■ What the task requires: Go through the entries and count the lines with the string "Publisher" in them. Give only that number.

============================================================

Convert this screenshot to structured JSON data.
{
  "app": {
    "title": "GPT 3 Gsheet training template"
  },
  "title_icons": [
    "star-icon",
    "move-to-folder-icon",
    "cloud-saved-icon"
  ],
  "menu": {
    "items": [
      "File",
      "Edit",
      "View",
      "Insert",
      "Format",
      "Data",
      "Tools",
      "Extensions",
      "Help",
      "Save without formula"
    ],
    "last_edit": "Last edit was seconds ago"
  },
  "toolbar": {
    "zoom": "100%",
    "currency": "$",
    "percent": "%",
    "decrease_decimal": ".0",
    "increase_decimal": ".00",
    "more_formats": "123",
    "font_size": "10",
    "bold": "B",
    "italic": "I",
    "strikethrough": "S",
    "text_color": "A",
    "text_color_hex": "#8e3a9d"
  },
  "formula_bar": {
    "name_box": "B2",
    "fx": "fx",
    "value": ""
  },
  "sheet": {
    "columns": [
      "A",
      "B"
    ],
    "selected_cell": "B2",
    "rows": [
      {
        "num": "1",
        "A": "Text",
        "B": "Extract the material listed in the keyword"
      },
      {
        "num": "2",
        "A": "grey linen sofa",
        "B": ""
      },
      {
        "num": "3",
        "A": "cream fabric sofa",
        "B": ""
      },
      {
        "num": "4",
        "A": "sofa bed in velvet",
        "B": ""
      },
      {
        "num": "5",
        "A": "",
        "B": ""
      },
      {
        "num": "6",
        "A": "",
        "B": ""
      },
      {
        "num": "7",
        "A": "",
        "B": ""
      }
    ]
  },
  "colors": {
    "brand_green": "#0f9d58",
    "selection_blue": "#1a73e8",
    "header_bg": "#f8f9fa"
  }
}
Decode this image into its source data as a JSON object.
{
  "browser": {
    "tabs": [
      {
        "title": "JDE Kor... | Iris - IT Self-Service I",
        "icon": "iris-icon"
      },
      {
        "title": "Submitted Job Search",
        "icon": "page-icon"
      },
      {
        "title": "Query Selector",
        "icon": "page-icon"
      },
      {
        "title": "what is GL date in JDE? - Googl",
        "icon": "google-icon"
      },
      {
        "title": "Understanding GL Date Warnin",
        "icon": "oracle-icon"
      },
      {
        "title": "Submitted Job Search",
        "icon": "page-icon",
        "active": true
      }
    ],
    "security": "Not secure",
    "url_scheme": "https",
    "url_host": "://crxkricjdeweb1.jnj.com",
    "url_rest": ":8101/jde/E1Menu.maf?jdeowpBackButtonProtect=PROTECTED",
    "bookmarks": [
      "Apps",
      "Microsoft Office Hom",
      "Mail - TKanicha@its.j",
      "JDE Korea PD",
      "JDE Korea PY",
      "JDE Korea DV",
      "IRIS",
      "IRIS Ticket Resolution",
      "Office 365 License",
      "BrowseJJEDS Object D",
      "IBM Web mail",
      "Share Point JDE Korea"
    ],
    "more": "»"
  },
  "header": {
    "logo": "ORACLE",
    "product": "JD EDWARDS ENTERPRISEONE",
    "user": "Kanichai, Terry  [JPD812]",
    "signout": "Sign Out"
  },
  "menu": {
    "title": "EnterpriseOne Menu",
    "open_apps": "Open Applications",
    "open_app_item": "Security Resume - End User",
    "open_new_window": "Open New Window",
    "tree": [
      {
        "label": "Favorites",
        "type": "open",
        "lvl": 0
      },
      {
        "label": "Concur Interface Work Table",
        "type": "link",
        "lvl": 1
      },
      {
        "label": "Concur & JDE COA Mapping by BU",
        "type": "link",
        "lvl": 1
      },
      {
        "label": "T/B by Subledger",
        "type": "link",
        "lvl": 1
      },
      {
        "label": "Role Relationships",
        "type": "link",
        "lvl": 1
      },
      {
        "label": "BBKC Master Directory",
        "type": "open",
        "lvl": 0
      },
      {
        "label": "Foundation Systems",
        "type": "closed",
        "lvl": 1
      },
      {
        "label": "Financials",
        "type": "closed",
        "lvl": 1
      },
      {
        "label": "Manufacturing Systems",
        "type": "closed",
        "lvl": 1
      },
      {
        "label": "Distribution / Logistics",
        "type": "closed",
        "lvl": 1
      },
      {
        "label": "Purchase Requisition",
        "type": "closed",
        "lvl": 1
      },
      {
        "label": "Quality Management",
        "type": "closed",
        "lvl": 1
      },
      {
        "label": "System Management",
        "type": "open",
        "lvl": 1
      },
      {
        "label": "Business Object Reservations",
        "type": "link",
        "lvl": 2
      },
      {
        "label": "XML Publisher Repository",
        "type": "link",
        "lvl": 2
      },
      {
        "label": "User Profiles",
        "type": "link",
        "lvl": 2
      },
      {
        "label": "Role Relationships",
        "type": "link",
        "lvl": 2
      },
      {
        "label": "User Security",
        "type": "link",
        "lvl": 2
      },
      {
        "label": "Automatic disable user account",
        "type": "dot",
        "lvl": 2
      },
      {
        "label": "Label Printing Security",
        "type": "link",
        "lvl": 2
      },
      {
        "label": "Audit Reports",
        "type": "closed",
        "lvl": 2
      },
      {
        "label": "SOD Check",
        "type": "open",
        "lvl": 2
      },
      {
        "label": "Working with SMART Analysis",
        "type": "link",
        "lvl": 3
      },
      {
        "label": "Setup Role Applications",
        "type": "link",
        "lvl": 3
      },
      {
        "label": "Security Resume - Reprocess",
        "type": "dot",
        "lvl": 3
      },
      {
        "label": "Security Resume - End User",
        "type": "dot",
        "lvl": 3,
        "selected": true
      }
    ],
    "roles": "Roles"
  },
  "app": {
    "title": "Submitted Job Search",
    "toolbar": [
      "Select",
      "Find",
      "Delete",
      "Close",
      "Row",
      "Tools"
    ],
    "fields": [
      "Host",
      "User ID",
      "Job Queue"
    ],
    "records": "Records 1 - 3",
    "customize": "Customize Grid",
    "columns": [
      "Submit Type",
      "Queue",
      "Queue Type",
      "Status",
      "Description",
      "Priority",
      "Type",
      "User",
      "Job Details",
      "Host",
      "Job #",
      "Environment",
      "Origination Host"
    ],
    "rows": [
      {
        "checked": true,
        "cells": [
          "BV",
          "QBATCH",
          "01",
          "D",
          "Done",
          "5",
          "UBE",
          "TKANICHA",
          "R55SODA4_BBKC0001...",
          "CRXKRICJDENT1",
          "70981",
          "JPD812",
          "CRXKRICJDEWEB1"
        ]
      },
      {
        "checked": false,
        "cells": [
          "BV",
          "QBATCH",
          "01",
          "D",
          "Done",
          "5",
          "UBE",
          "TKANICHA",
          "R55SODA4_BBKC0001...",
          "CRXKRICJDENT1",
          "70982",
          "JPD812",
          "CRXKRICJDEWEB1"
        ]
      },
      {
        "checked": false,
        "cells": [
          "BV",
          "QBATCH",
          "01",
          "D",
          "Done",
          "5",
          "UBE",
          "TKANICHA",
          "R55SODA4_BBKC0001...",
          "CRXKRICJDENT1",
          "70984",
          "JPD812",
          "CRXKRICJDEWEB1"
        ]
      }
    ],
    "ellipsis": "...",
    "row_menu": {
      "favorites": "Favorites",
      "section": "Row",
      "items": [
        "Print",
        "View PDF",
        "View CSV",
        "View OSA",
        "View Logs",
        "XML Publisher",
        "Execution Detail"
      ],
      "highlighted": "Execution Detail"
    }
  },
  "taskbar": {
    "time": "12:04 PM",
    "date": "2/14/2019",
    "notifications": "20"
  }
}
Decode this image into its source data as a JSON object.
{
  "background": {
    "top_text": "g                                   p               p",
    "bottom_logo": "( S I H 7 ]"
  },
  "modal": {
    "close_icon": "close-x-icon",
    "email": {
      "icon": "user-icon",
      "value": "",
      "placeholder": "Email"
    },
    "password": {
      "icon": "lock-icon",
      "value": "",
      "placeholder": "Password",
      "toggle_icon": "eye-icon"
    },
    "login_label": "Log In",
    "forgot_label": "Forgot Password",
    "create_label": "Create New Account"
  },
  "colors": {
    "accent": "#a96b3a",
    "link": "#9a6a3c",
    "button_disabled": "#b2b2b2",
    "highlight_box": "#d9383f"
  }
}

============================================================

■ Exercise answer: 2